*Work to complete*.
Can all of these lines be returned exactly?

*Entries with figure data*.
● ● ●
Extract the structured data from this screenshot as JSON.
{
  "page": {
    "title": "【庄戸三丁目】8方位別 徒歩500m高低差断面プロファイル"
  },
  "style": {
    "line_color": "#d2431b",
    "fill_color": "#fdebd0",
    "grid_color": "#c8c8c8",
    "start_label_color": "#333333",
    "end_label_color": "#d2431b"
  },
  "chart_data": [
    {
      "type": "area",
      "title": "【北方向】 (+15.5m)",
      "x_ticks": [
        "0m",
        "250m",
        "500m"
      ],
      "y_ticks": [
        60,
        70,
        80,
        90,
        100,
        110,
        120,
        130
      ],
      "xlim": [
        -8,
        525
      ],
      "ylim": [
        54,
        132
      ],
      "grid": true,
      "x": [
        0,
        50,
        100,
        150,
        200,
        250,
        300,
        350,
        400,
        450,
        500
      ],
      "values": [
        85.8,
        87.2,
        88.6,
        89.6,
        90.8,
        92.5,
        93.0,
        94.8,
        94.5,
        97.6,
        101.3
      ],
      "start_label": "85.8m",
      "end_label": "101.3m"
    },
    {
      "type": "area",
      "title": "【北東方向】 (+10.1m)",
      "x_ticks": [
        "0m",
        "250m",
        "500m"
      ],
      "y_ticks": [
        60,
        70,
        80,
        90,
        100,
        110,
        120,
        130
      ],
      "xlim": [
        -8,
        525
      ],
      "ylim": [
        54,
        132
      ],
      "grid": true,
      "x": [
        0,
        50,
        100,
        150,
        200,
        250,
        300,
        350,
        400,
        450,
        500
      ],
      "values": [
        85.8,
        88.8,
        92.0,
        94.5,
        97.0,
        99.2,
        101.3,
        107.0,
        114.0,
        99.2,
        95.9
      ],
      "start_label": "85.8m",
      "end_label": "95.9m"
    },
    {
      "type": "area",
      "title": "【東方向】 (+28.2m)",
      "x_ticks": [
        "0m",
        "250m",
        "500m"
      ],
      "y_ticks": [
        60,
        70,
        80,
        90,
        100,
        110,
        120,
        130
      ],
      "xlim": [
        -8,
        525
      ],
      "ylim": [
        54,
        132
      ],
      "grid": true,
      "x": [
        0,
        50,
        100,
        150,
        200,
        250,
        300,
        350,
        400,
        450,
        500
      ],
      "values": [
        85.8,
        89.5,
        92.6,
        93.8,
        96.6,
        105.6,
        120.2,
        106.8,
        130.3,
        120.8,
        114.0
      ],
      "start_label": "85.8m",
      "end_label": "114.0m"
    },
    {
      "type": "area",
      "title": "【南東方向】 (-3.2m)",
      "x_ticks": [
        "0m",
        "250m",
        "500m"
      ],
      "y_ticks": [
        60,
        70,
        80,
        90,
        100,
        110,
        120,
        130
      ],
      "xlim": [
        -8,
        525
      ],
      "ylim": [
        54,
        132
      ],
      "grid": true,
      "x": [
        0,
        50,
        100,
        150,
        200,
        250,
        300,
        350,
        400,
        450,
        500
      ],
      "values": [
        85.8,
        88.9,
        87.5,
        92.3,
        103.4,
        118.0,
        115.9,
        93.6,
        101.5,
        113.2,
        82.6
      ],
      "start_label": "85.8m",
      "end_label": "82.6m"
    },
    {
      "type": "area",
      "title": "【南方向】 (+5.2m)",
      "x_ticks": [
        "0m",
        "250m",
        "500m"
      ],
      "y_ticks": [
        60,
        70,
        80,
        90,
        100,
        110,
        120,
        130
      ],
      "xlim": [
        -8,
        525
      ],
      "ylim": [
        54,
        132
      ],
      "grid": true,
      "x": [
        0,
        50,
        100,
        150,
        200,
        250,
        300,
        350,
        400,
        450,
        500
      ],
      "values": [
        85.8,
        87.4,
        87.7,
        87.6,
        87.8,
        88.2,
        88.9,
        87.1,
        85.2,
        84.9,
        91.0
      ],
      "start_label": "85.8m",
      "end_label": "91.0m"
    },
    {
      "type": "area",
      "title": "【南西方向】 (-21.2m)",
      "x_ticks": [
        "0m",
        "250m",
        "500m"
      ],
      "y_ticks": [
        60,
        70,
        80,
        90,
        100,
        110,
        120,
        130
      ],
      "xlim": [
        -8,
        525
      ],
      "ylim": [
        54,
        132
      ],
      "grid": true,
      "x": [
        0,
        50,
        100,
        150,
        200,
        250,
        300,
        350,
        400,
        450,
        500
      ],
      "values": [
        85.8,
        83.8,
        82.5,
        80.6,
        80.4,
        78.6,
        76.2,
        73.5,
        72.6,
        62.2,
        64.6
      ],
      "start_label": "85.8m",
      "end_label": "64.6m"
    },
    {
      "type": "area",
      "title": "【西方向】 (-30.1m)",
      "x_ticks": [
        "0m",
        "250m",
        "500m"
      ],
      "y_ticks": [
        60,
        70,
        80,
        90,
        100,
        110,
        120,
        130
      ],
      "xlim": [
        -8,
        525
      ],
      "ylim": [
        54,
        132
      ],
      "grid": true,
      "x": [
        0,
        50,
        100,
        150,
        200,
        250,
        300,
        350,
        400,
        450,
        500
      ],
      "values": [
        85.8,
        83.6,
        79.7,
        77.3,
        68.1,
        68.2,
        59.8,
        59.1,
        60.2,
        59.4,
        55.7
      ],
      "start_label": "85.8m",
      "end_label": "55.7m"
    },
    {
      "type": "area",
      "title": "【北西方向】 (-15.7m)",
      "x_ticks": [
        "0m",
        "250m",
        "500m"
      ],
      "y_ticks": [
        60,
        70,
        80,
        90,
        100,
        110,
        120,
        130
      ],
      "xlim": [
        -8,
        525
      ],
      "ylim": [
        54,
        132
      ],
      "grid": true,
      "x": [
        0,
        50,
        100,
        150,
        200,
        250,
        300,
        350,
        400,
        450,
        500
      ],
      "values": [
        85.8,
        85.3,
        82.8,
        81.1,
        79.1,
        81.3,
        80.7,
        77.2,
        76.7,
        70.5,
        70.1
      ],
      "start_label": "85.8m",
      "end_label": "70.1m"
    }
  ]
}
● ● ●
*Complete output*.
Extract the structured data from this screenshot as JSON.
{
  "page": {
    "title": "【庄戸三丁目】8方位別 徒歩500m高低差断面プロファイル"
  },
  "style": {
    "line_color": "#d2431b",
    "fill_color": "#fdebd0",
    "grid_color": "#c8c8c8",
    "start_label_color": "#333333",
    "end_label_color": "#d2431b"
  },
  "chart_data": [
    {
      "type": "area",
      "title": "【北方向】 (+15.5m)",
      "x_ticks": [
        "0m",
        "250m",
        "500m"
      ],
      "y_ticks": [
        60,
        70,
        80,
        90,
        100,
        110,
        120,
        130
      ],
      "xlim": [
        -8,
        525
      ],
      "ylim": [
        54,
        132
      ],
      "grid": true,
      "x": [
        0,
        50,
        100,
        150,
        200,
        250,
        300,
        350,
        400,
        450,
        500
      ],
      "values": [
        85.8,
        87.2,
        88.6,
        89.6,
        90.8,
        92.5,
        93.0,
        94.8,
        94.5,
        97.6,
        101.3
      ],
      "start_label": "85.8m",
      "end_label": "101.3m"
    },
    {
      "type": "area",
      "title": "【北東方向】 (+10.1m)",
      "x_ticks": [
        "0m",
        "250m",
        "500m"
      ],
      "y_ticks": [
        60,
        70,
        80,
        90,
        100,
        110,
        120,
        130
      ],
      "xlim": [
        -8,
        525
      ],
      "ylim": [
        54,
        132
      ],
      "grid": true,
      "x": [
        0,
        50,
        100,
        150,
        200,
        250,
        300,
        350,
        400,
        450,
        500
      ],
      "values": [
        85.8,
        88.8,
        92.0,
        94.5,
        97.0,
        99.2,
        101.3,
        107.0,
        114.0,
        99.2,
        95.9
      ],
      "start_label": "85.8m",
      "end_label": "95.9m"
    },
    {
      "type": "area",
      "title": "【東方向】 (+28.2m)",
      "x_ticks": [
        "0m",
        "250m",
        "500m"
      ],
      "y_ticks": [
        60,
        70,
        80,
        90,
        100,
        110,
        120,
        130
      ],
      "xlim": [
        -8,
        525
      ],
      "ylim": [
        54,
        132
      ],
      "grid": true,
      "x": [
        0,
        50,
        100,
        150,
        200,
        250,
        300,
        350,
        400,
        450,
        500
      ],
      "values": [
        85.8,
        89.5,
        92.6,
        93.8,
        96.6,
        105.6,
        120.2,
        106.8,
        130.3,
        120.8,
        114.0
      ],
      "start_label": "85.8m",
      "end_label": "114.0m"
    },
    {
      "type": "area",
      "title": "【南東方向】 (-3.2m)",
      "x_ticks": [
        "0m",
        "250m",
        "500m"
      ],
      "y_ticks": [
        60,
        70,
        80,
        90,
        100,
        110,
        120,
        130
      ],
      "xlim": [
        -8,
        525
      ],
      "ylim": [
        54,
        132
      ],
      "grid": true,
      "x": [
        0,
        50,
        100,
        150,
        200,
        250,
        300,
        350,
        400,
        450,
        500
      ],
      "values": [
        85.8,
        88.9,
        87.5,
        92.3,
        103.4,
        118.0,
        115.9,
        93.6,
        101.5,
        113.2,
        82.6
      ],
      "start_label": "85.8m",
      "end_label": "82.6m"
    },
    {
      "type": "area",
      "title": "【南方向】 (+5.2m)",
      "x_ticks": [
        "0m",
        "250m",
        "500m"
      ],
      "y_ticks": [
        60,
        70,
        80,
        90,
        100,
        110,
        120,
        130
      ],
      "xlim": [
        -8,
        525
      ],
      "ylim": [
        54,
        132
      ],
      "grid": true,
      "x": [
        0,
        50,
        100,
        150,
        200,
        250,
        300,
        350,
        400,
        450,
        500
      ],
      "values": [
        85.8,
        87.4,
        87.7,
        87.6,
        87.8,
        88.2,
        88.9,
        87.1,
        85.2,
        84.9,
        91.0
      ],
      "start_label": "85.8m",
      "end_label": "91.0m"
    },
    {
      "type": "area",
      "title": "【南西方向】 (-21.2m)",
      "x_ticks": [
        "0m",
        "250m",
        "500m"
      ],
      "y_ticks": [
        60,
        70,
        80,
        90,
        100,
        110,
        120,
        130
      ],
      "xlim": [
        -8,
        525
      ],
      "ylim": [
        54,
        132
      ],
      "grid": true,
      "x": [
        0,
        50,
        100,
        150,
        200,
        250,
        300,
        350,
        400,
        450,
        500
      ],
      "values": [
        85.8,
        83.8,
        82.5,
        80.6,
        80.4,
        78.6,
        76.2,
        73.5,
        72.6,
        62.2,
        64.6
      ],
      "start_label": "85.8m",
      "end_label": "64.6m"
    },
    {
      "type": "area",
      "title": "【西方向】 (-30.1m)",
      "x_ticks": [
        "0m",
        "250m",
        "500m"
      ],
      "y_ticks": [
        60,
        70,
        80,
        90,
        100,
        110,
        120,
        130
      ],
      "xlim": [
        -8,
        525
      ],
      "ylim": [
        54,
        132
      ],
      "grid": true,
      "x": [
        0,
        50,
        100,
        150,
        200,
        250,
        300,
        350,
        400,
        450,
        500
      ],
      "values": [
        85.8,
        83.6,
        79.7,
        77.3,
        68.1,
        68.2,
        59.8,
        59.1,
        60.2,
        59.4,
        55.7
      ],
      "start_label": "85.8m",
      "end_label": "55.7m"
    },
    {
      "type": "area",
      "title": "【北西方向】 (-15.7m)",
      "x_ticks": [
        "0m",
        "250m",
        "500m"
      ],
      "y_ticks": [
        60,
        70,
        80,
        90,
        100,
        110,
        120,
        130
      ],
      "xlim": [
        -8,
        525
      ],
      "ylim": [
        54,
        132
      ],
      "grid": true,
      "x": [
        0,
        50,
        100,
        150,
        200,
        250,
        300,
        350,
        400,
        450,
        500
      ],
      "values": [
        85.8,
        85.3,
        82.8,
        81.1,
        79.1,
        81.3,
        80.7,
        77.2,
        76.7,
        70.5,
        70.1
      ],
      "start_label": "85.8m",
      "end_label": "70.1m"
    }
  ]
}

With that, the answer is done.